### Challenge
Identify each line in the records below that contains the string "arrow", and copy every such line.

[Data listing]
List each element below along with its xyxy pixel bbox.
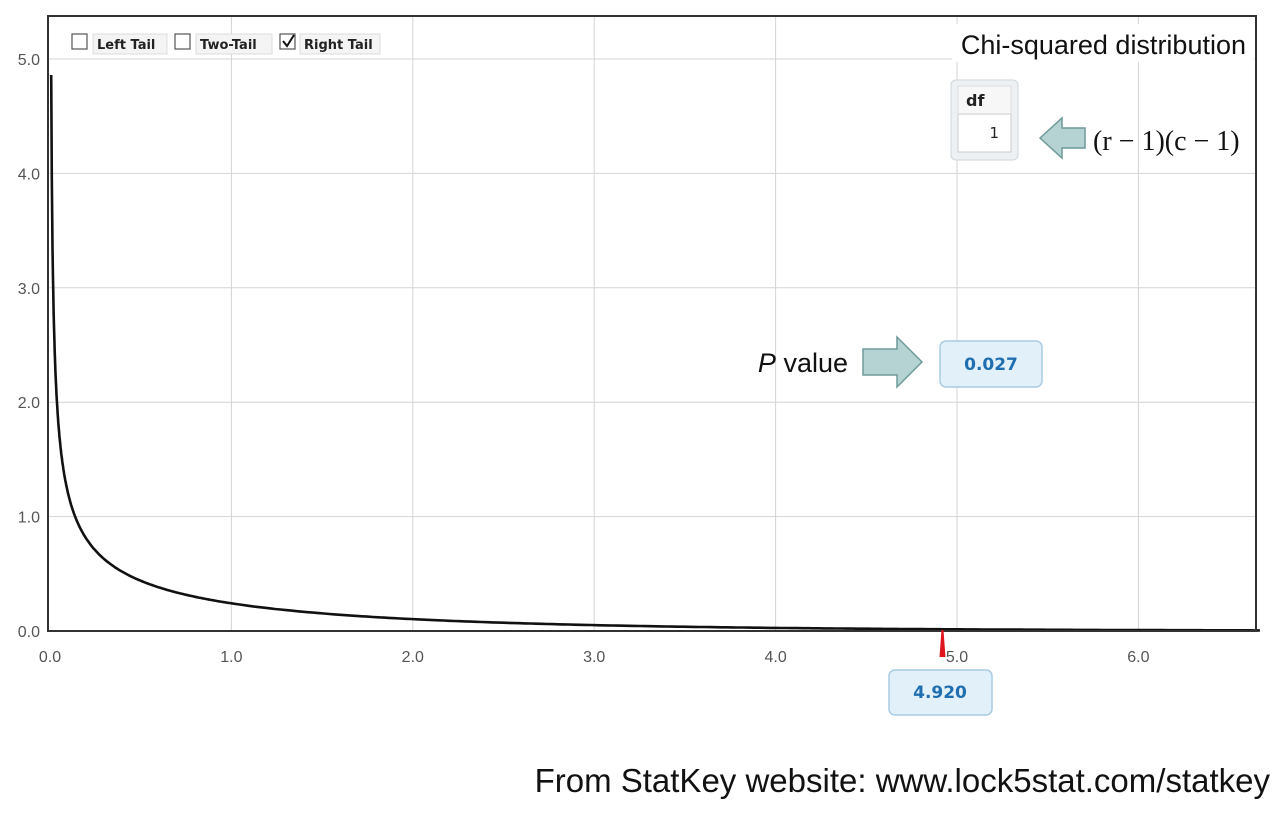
y-axis-labels: 0.0 1.0 2.0 3.0 4.0 5.0 bbox=[18, 52, 40, 641]
two-tail-checkbox[interactable] bbox=[174, 33, 191, 50]
df-input[interactable] bbox=[957, 113, 1012, 153]
df-value: 1 bbox=[989, 124, 999, 142]
y-tick-label: 2.0 bbox=[18, 395, 40, 412]
x-tick-label: 5.0 bbox=[946, 649, 968, 666]
x-tick-label: 6.0 bbox=[1127, 649, 1149, 666]
p-value-box-bg[interactable] bbox=[939, 340, 1043, 388]
two-tail-label-bg bbox=[195, 33, 273, 55]
y-tick-label: 5.0 bbox=[18, 52, 40, 69]
y-tick-label: 0.0 bbox=[18, 624, 40, 641]
density-curve bbox=[49, 74, 1260, 632]
y-tick-label: 3.0 bbox=[18, 281, 40, 298]
tail-selector: Left Tail Two-Tail Right Tail bbox=[71, 33, 381, 55]
two-tail-option[interactable]: Two-Tail bbox=[174, 33, 273, 55]
source-credit: From StatKey website: www.lock5stat.com/… bbox=[535, 762, 1271, 799]
distribution-title: Chi-squared distribution bbox=[961, 30, 1246, 60]
right-tail-label-bg bbox=[299, 33, 381, 55]
p-value-box[interactable]: 0.027 bbox=[939, 340, 1043, 388]
right-tail-label: Right Tail bbox=[304, 38, 373, 53]
plot-frame bbox=[47, 15, 1257, 632]
x-tick-label: 0.0 bbox=[39, 649, 61, 666]
x-tick-label: 3.0 bbox=[583, 649, 605, 666]
df-panel: df 1 bbox=[950, 79, 1019, 161]
left-arrow-icon bbox=[1038, 116, 1086, 160]
title-bg bbox=[952, 24, 1254, 62]
statistic-box-bg[interactable] bbox=[888, 669, 993, 716]
x-tick-label: 2.0 bbox=[402, 649, 424, 666]
statistic-marker[interactable] bbox=[939, 630, 946, 657]
two-tail-label: Two-Tail bbox=[200, 38, 257, 53]
df-header-cell bbox=[957, 85, 1012, 115]
df-header: df bbox=[966, 91, 985, 110]
right-tail-option[interactable]: Right Tail bbox=[279, 33, 381, 55]
y-tick-label: 1.0 bbox=[18, 510, 40, 527]
left-tail-checkbox[interactable] bbox=[71, 33, 88, 50]
p-value-label-italic: P bbox=[758, 348, 776, 378]
x-axis-labels: 0.0 1.0 2.0 3.0 4.0 5.0 6.0 bbox=[39, 649, 1150, 666]
checkmark-icon bbox=[282, 34, 295, 48]
left-tail-option[interactable]: Left Tail bbox=[71, 33, 168, 55]
plot-grid bbox=[48, 16, 1256, 631]
y-tick-label: 4.0 bbox=[18, 166, 40, 183]
x-tick-label: 4.0 bbox=[764, 649, 786, 666]
p-value-label-rest: value bbox=[776, 348, 848, 378]
left-tail-label: Left Tail bbox=[97, 38, 155, 53]
statistic-box[interactable]: 4.920 bbox=[888, 669, 993, 716]
left-tail-label-bg bbox=[92, 33, 168, 55]
right-arrow-icon bbox=[862, 335, 924, 389]
p-value: 0.027 bbox=[964, 355, 1018, 375]
p-value-label: P value bbox=[758, 348, 848, 378]
df-formula: (r − 1)(c − 1) bbox=[1093, 126, 1240, 157]
statistic-value: 4.920 bbox=[913, 683, 967, 703]
x-tick-label: 1.0 bbox=[220, 649, 242, 666]
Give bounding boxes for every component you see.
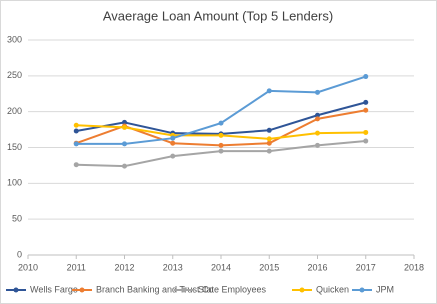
x-tick-label: 2017: [356, 262, 376, 272]
data-point: [266, 136, 272, 142]
data-point: [363, 107, 369, 113]
y-tick-label: 200: [7, 106, 22, 116]
data-point: [363, 138, 369, 144]
x-tick-label: 2016: [307, 262, 327, 272]
data-point: [315, 112, 320, 118]
legend-marker: [299, 287, 305, 293]
data-point: [122, 124, 127, 130]
y-tick-label: 100: [7, 178, 22, 188]
data-point: [363, 99, 369, 105]
data-point: [266, 127, 272, 133]
data-point: [122, 141, 127, 147]
data-point: [122, 119, 127, 125]
x-tick-label: 2010: [18, 262, 38, 272]
data-point: [170, 140, 176, 146]
data-point: [122, 163, 127, 169]
legend-label: State Employees: [198, 284, 267, 294]
legend-label: JPM: [376, 284, 394, 294]
y-tick-label: 50: [12, 214, 22, 224]
data-point: [218, 148, 224, 154]
data-point: [170, 153, 176, 159]
y-tick-label: 0: [17, 249, 22, 259]
x-tick-label: 2013: [163, 262, 183, 272]
data-point: [315, 89, 320, 95]
legend-label: Wells Fargo: [30, 284, 78, 294]
data-point: [315, 116, 320, 122]
legend-marker: [181, 287, 187, 293]
data-point: [266, 88, 272, 94]
y-tick-label: 150: [7, 142, 22, 152]
legend-label: Branch Banking and Trust Co: [96, 284, 214, 294]
legend-marker: [79, 287, 85, 293]
x-tick-label: 2012: [114, 262, 134, 272]
data-point: [363, 74, 369, 80]
data-point: [218, 132, 224, 138]
x-tick-label: 2015: [259, 262, 279, 272]
data-point: [73, 141, 79, 147]
data-point: [363, 129, 369, 135]
data-point: [218, 142, 224, 148]
legend-marker: [359, 287, 365, 293]
data-point: [73, 162, 79, 168]
legend-label: Quicken: [316, 284, 349, 294]
data-point: [315, 142, 320, 148]
y-tick-label: 300: [7, 34, 22, 44]
chart-title: Avaerage Loan Amount (Top 5 Lenders): [103, 8, 333, 23]
x-tick-label: 2018: [404, 262, 424, 272]
legend-marker: [13, 287, 19, 293]
data-point: [73, 128, 79, 134]
data-point: [170, 135, 176, 141]
data-point: [315, 130, 320, 136]
data-point: [266, 140, 272, 146]
x-tick-label: 2011: [67, 262, 86, 272]
y-tick-label: 250: [7, 70, 22, 80]
x-tick-label: 2014: [211, 262, 231, 272]
data-point: [266, 148, 272, 154]
data-point: [218, 120, 224, 126]
data-point: [73, 122, 79, 128]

### The answer
left-arrow-icon bbox=[1038, 116, 1086, 160]
right-arrow-icon bbox=[862, 335, 924, 389]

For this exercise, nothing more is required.